• GIVEN TASK:
Repeat the full listing below verbatim and keep the images out.

• INFORMATION PROVIDED:
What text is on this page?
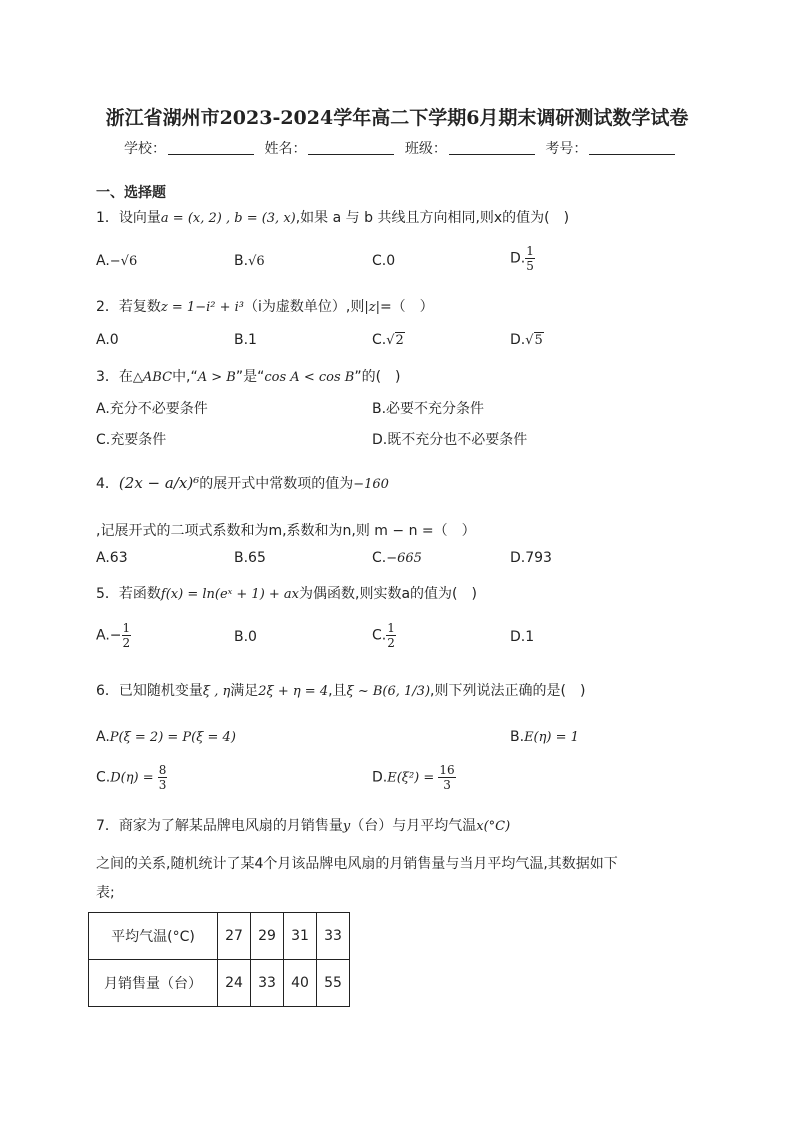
浙江省湖州市2023-2024学年高二下学期6月期末调研测试数学试卷
学校：	姓名：	班级：	考号：
一、选择题
1．设向量a = (x, 2) , b = (3, x),如果 a 与 b 共线且方向相同,则x的值为(　)
A.−√6	B.√6	C.0	D. $\frac{1}{5}$
2．若复数z = 1−i² + i³（i为虚数单位）,则|z|=（　）
A.0	B.1	C.√2	D.√5
3．在△ABC中,“A > B”是“cos A < cos B”的(　)
A.充分不必要条件	B.必要不充分条件
C.充要条件	D.既不充分也不必要条件
4．(2x − a/x)⁶的展开式中常数项的值为−160
,记展开式的二项式系数和为m,系数和为n,则 m − n =（　）
A.63	B.65	C.−665	D.793
5．若函数f(x) = ln(eˣ + 1) + ax为偶函数,则实数a的值为(　)
$A.- \frac{1}{2}$	B.0	C. $\frac{1}{2}$	D.1
6．已知随机变量ξ , η满足2ξ + η = 4,且ξ ~ B(6, 1/3),则下列说法正确的是(　)
A.P(ξ = 2) = P(ξ = 4)	B.E(η) = 1
$C.D(\eta) = \frac{8}{3}$	$D.E(\xi^2) = \frac{16}{3}$
7．商家为了解某品牌电风扇的月销售量y（台）与月平均气温x(°C)
之间的关系,随机统计了某4个月该品牌电风扇的月销售量与当月平均气温,其数据如下
表;
平均气温(°C)	27	29	31	33
月销售量（台）	24	33	40	55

• EXERCISE RESULT:
What text is on this page?
浙江省湖州市2023-2024学年高二下学期6月期末调研测试数学试卷
学校：	姓名：	班级：	考号：
一、选择题
1．设向量a = (x, 2) , b = (3, x),如果 a 与 b 共线且方向相同,则x的值为(　)
A.−√6	B.√6	C.0	D. $\frac{1}{5}$
2．若复数z = 1−i² + i³（i为虚数单位）,则|z|=（　）
A.0	B.1	C.√2	D.√5
3．在△ABC中,“A > B”是“cos A < cos B”的(　)
A.充分不必要条件	B.必要不充分条件
C.充要条件	D.既不充分也不必要条件
4．(2x − a/x)⁶的展开式中常数项的值为−160
,记展开式的二项式系数和为m,系数和为n,则 m − n =（　）
A.63	B.65	C.−665	D.793
5．若函数f(x) = ln(eˣ + 1) + ax为偶函数,则实数a的值为(　)
$A.- \frac{1}{2}$	B.0	C. $\frac{1}{2}$	D.1
6．已知随机变量ξ , η满足2ξ + η = 4,且ξ ~ B(6, 1/3),则下列说法正确的是(　)
A.P(ξ = 2) = P(ξ = 4)	B.E(η) = 1
$C.D(\eta) = \frac{8}{3}$	$D.E(\xi^2) = \frac{16}{3}$
7．商家为了解某品牌电风扇的月销售量y（台）与月平均气温x(°C)
之间的关系,随机统计了某4个月该品牌电风扇的月销售量与当月平均气温,其数据如下
表;
平均气温(°C)	27	29	31	33
月销售量（台）	24	33	40	55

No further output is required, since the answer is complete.